⟨
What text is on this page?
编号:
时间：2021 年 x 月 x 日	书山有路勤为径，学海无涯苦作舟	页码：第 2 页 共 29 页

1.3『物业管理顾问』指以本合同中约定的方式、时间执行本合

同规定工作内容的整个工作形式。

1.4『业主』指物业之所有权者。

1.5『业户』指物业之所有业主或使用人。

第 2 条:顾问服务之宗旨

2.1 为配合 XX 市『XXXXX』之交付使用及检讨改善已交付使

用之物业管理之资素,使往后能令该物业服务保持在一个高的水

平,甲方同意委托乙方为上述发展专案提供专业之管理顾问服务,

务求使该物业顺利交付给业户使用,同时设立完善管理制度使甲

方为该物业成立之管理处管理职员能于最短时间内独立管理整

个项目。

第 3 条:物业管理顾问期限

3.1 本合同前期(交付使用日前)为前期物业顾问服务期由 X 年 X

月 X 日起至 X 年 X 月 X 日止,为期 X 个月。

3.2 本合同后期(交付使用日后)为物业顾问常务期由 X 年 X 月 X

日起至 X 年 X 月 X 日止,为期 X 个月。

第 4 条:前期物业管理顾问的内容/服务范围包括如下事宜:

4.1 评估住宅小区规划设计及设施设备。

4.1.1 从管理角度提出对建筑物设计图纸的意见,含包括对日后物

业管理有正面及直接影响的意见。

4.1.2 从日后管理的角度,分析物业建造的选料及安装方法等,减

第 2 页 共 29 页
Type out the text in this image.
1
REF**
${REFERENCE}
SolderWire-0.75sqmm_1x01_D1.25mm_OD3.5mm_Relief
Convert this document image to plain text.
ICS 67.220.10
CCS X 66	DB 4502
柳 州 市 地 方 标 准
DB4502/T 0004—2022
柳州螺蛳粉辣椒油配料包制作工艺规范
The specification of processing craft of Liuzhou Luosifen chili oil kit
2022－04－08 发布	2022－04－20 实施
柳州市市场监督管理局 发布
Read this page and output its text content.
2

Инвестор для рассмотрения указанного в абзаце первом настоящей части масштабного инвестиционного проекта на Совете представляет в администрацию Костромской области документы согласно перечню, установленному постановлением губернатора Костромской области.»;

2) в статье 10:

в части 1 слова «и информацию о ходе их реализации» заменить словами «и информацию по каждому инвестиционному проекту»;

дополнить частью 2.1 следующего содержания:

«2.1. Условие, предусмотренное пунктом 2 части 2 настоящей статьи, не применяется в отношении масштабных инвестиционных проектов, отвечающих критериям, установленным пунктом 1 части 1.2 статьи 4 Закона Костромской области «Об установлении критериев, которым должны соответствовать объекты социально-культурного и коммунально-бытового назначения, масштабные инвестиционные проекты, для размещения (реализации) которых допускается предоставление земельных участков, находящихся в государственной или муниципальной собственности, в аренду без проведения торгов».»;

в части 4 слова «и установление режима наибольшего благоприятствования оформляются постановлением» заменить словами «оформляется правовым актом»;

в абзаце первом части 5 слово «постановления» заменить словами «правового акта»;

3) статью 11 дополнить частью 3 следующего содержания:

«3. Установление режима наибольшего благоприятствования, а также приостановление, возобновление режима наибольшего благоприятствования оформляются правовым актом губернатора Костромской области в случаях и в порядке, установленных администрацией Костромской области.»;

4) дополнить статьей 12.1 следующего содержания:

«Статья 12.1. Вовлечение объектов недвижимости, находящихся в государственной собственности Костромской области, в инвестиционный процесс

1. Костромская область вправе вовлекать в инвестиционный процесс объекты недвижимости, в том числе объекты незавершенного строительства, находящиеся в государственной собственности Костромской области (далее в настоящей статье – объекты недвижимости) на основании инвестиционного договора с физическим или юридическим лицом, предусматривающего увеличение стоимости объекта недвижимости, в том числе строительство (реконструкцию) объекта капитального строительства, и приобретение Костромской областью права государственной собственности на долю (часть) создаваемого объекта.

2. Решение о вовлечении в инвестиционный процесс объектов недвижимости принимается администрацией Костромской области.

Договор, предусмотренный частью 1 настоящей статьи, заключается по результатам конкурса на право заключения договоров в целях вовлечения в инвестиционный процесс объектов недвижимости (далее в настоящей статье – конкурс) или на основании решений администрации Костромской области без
⟩
● PROMPT
Write out all the entries exactly.

● WRITTEN REPLY
What text is on this page?
编号:
时间：2021 年 x 月 x 日	书山有路勤为径，学海无涯苦作舟	页码：第 2 页 共 29 页

1.3『物业管理顾问』指以本合同中约定的方式、时间执行本合

同规定工作内容的整个工作形式。

1.4『业主』指物业之所有权者。

1.5『业户』指物业之所有业主或使用人。

第 2 条:顾问服务之宗旨

2.1 为配合 XX 市『XXXXX』之交付使用及检讨改善已交付使

用之物业管理之资素,使往后能令该物业服务保持在一个高的水

平,甲方同意委托乙方为上述发展专案提供专业之管理顾问服务,

务求使该物业顺利交付给业户使用,同时设立完善管理制度使甲

方为该物业成立之管理处管理职员能于最短时间内独立管理整

个项目。

第 3 条:物业管理顾问期限

3.1 本合同前期(交付使用日前)为前期物业顾问服务期由 X 年 X

月 X 日起至 X 年 X 月 X 日止,为期 X 个月。

3.2 本合同后期(交付使用日后)为物业顾问常务期由 X 年 X 月 X

日起至 X 年 X 月 X 日止,为期 X 个月。

第 4 条:前期物业管理顾问的内容/服务范围包括如下事宜:

4.1 评估住宅小区规划设计及设施设备。

4.1.1 从管理角度提出对建筑物设计图纸的意见,含包括对日后物

业管理有正面及直接影响的意见。

4.1.2 从日后管理的角度,分析物业建造的选料及安装方法等,减

第 2 页 共 29 页
Type out the text in this image.
1
REF**
${REFERENCE}
SolderWire-0.75sqmm_1x01_D1.25mm_OD3.5mm_Relief
Convert this document image to plain text.
ICS 67.220.10
CCS X 66	DB 4502
柳 州 市 地 方 标 准
DB4502/T 0004—2022
柳州螺蛳粉辣椒油配料包制作工艺规范
The specification of processing craft of Liuzhou Luosifen chili oil kit
2022－04－08 发布	2022－04－20 实施
柳州市市场监督管理局 发布
Read this page and output its text content.
2

Инвестор для рассмотрения указанного в абзаце первом настоящей части масштабного инвестиционного проекта на Совете представляет в администрацию Костромской области документы согласно перечню, установленному постановлением губернатора Костромской области.»;

2) в статье 10:

в части 1 слова «и информацию о ходе их реализации» заменить словами «и информацию по каждому инвестиционному проекту»;

дополнить частью 2.1 следующего содержания:

«2.1. Условие, предусмотренное пунктом 2 части 2 настоящей статьи, не применяется в отношении масштабных инвестиционных проектов, отвечающих критериям, установленным пунктом 1 части 1.2 статьи 4 Закона Костромской области «Об установлении критериев, которым должны соответствовать объекты социально-культурного и коммунально-бытового назначения, масштабные инвестиционные проекты, для размещения (реализации) которых допускается предоставление земельных участков, находящихся в государственной или муниципальной собственности, в аренду без проведения торгов».»;

в части 4 слова «и установление режима наибольшего благоприятствования оформляются постановлением» заменить словами «оформляется правовым актом»;

в абзаце первом части 5 слово «постановления» заменить словами «правового акта»;

3) статью 11 дополнить частью 3 следующего содержания:

«3. Установление режима наибольшего благоприятствования, а также приостановление, возобновление режима наибольшего благоприятствования оформляются правовым актом губернатора Костромской области в случаях и в порядке, установленных администрацией Костромской области.»;

4) дополнить статьей 12.1 следующего содержания:

«Статья 12.1. Вовлечение объектов недвижимости, находящихся в государственной собственности Костромской области, в инвестиционный процесс

1. Костромская область вправе вовлекать в инвестиционный процесс объекты недвижимости, в том числе объекты незавершенного строительства, находящиеся в государственной собственности Костромской области (далее в настоящей статье – объекты недвижимости) на основании инвестиционного договора с физическим или юридическим лицом, предусматривающего увеличение стоимости объекта недвижимости, в том числе строительство (реконструкцию) объекта капитального строительства, и приобретение Костромской областью права государственной собственности на долю (часть) создаваемого объекта.

2. Решение о вовлечении в инвестиционный процесс объектов недвижимости принимается администрацией Костромской области.

Договор, предусмотренный частью 1 настоящей статьи, заключается по результатам конкурса на право заключения договоров в целях вовлечения в инвестиционный процесс объектов недвижимости (далее в настоящей статье – конкурс) или на основании решений администрации Костромской области без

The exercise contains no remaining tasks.